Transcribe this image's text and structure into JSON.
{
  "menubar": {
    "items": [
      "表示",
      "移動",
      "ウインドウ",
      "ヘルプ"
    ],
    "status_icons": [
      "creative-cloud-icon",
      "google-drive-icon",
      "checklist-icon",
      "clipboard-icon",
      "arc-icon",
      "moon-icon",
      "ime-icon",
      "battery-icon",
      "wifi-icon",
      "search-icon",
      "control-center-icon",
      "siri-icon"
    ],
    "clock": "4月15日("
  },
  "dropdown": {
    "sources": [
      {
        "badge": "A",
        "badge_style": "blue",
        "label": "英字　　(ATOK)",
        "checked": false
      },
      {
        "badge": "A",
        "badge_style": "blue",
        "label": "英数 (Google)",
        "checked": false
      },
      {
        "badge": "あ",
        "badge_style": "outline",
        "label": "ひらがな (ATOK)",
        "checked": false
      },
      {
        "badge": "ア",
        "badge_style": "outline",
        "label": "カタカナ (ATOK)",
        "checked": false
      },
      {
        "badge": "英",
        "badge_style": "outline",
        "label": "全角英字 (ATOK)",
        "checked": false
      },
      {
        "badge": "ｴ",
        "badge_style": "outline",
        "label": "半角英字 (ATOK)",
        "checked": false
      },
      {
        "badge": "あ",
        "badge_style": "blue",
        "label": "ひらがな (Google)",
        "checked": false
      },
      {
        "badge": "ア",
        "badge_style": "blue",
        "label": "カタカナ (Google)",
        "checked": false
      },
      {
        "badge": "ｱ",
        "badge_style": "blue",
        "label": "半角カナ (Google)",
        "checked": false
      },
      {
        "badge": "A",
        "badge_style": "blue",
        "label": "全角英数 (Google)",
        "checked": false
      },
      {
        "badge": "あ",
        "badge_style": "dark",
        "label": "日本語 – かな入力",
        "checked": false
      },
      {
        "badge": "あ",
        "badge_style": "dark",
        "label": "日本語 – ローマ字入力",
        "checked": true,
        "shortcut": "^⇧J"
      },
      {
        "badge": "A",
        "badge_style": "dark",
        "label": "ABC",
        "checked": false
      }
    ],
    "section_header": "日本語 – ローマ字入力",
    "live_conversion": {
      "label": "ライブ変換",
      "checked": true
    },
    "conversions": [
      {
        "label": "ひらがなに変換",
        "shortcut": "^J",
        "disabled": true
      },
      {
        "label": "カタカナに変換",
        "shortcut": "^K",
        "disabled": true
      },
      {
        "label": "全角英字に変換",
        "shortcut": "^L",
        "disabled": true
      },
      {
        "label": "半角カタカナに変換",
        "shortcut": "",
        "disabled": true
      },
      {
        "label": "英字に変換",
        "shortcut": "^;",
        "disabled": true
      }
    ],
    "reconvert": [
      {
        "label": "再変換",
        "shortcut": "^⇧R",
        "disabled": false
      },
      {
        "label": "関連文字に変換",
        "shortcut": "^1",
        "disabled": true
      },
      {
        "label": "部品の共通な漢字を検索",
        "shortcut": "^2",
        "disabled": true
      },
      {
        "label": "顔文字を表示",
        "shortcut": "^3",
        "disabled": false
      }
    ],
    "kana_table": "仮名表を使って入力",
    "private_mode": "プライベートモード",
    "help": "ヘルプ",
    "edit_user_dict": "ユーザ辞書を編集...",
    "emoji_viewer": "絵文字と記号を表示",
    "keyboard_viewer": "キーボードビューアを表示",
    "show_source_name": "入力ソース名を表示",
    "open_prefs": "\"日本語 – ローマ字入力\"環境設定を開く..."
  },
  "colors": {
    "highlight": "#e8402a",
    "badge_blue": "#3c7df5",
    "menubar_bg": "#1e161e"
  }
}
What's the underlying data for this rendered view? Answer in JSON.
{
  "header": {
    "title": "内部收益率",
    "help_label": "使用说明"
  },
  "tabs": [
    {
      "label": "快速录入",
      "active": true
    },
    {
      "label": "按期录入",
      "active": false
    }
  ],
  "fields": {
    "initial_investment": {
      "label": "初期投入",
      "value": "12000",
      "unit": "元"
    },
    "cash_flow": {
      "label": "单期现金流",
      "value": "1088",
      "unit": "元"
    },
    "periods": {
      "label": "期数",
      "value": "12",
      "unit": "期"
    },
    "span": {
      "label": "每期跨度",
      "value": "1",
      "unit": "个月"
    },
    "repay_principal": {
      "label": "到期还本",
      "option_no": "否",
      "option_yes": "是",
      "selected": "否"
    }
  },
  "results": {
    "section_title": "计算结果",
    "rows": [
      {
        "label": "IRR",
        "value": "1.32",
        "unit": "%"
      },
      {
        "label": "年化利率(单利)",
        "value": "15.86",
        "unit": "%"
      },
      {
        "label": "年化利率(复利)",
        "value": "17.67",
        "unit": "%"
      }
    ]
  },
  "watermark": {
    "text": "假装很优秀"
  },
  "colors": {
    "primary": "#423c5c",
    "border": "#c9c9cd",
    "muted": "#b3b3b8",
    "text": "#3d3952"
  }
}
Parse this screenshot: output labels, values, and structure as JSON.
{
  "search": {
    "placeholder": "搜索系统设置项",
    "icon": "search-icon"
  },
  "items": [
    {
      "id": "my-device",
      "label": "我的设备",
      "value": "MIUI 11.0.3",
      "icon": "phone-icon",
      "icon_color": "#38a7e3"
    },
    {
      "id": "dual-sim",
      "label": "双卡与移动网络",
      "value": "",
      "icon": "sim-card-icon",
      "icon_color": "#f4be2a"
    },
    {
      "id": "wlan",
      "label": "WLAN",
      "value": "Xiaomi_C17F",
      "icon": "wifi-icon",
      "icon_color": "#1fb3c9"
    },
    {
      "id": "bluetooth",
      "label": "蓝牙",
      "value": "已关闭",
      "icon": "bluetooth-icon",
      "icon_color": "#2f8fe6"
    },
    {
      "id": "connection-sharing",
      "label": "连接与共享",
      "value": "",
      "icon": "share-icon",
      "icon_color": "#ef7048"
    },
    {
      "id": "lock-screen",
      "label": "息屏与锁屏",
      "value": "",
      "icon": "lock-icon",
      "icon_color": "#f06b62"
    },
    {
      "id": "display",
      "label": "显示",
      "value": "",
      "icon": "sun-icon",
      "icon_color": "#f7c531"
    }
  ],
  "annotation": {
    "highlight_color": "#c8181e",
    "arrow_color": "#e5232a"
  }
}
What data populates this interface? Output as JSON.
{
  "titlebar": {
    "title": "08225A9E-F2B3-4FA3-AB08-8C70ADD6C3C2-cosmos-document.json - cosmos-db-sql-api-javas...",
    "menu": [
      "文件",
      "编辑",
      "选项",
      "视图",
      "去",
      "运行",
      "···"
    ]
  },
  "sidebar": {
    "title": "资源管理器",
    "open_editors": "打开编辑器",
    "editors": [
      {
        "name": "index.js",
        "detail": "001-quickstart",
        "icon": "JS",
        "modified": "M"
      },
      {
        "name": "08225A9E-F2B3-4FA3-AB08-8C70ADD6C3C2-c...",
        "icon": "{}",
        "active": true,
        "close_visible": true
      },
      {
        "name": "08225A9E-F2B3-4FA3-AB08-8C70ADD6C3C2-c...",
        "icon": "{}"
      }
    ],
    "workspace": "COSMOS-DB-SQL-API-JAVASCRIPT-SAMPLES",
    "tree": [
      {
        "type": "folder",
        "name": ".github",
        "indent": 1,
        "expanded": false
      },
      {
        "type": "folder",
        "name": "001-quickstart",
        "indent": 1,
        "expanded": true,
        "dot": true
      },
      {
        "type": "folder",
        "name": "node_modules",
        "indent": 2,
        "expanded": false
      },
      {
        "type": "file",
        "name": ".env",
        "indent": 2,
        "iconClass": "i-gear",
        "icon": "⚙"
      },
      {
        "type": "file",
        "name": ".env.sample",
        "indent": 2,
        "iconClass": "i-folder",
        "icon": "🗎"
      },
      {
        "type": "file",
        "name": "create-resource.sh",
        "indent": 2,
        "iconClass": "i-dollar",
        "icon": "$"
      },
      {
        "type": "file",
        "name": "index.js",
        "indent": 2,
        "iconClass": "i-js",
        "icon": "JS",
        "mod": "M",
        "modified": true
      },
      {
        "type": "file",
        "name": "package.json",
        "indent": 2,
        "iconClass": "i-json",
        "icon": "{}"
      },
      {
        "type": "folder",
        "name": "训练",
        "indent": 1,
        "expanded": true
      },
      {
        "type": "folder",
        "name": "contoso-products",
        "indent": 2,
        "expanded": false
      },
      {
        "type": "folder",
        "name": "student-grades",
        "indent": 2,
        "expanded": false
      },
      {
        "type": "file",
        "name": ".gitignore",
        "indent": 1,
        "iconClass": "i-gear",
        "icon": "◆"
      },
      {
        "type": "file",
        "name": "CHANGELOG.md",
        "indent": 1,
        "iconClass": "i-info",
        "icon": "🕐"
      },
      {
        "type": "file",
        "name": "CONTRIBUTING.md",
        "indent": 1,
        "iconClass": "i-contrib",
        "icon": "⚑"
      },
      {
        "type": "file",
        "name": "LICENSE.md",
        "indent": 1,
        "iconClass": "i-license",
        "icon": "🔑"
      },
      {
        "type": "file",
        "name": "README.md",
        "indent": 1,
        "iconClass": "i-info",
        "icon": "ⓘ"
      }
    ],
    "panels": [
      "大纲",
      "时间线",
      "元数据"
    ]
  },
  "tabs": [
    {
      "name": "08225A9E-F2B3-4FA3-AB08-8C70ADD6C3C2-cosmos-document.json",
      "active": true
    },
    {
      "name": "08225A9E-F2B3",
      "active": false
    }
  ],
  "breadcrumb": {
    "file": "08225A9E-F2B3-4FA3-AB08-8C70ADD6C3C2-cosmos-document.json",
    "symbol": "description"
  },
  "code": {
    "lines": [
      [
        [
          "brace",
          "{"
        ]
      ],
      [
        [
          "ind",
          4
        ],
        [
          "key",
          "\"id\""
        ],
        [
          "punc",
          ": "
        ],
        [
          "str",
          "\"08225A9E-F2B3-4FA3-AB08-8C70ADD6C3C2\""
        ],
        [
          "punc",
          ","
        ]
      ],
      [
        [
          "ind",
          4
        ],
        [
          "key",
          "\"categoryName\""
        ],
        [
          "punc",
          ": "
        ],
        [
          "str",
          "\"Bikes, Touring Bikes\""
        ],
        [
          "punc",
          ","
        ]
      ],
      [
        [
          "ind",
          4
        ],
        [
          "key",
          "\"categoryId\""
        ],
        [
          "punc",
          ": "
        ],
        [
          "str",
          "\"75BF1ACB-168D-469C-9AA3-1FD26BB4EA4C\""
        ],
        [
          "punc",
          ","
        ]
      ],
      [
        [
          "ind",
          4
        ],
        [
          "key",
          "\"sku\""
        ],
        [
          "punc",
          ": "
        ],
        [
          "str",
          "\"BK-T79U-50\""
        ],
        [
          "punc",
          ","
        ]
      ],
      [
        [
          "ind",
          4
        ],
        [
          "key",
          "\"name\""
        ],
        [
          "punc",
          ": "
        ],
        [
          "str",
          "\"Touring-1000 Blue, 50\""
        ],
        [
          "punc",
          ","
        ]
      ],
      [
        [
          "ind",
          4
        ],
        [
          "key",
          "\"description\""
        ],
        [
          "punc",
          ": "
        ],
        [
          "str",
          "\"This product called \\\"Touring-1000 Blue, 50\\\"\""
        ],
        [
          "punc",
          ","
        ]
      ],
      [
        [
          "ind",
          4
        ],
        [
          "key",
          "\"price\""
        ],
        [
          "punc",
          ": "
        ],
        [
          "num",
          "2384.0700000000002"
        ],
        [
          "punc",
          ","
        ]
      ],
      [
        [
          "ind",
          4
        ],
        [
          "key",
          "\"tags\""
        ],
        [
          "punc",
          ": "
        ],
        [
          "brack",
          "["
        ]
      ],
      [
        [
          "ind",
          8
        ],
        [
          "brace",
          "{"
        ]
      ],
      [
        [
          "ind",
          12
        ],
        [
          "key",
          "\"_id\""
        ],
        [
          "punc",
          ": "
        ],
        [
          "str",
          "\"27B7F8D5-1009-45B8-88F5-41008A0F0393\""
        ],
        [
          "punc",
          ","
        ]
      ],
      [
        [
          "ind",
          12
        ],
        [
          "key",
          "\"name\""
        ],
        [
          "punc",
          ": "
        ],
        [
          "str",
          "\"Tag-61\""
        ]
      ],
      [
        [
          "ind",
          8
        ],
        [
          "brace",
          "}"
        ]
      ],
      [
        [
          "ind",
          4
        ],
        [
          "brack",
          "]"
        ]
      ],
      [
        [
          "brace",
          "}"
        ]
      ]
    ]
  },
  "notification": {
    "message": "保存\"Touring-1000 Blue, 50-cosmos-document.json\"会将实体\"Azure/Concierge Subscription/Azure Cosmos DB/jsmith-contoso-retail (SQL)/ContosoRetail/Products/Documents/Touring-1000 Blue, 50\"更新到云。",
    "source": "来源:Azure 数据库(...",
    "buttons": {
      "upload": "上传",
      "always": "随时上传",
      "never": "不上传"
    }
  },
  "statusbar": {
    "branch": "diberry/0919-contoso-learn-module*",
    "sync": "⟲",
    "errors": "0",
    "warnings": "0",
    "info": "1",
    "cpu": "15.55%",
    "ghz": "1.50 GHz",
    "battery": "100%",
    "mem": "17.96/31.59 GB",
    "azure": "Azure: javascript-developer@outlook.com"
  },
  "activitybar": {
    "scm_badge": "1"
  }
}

§ §

→ **WRITTEN PROBLEM**: Look through the data above. Copy every line with the string "ATOK" in it.

→ **FINAL RESULT**:
        "label": "英字　　(ATOK)",
        "label": "ひらがな (ATOK)",
        "label": "カタカナ (ATOK)",
        "label": "全角英字 (ATOK)",
        "label": "半角英字 (ATOK)",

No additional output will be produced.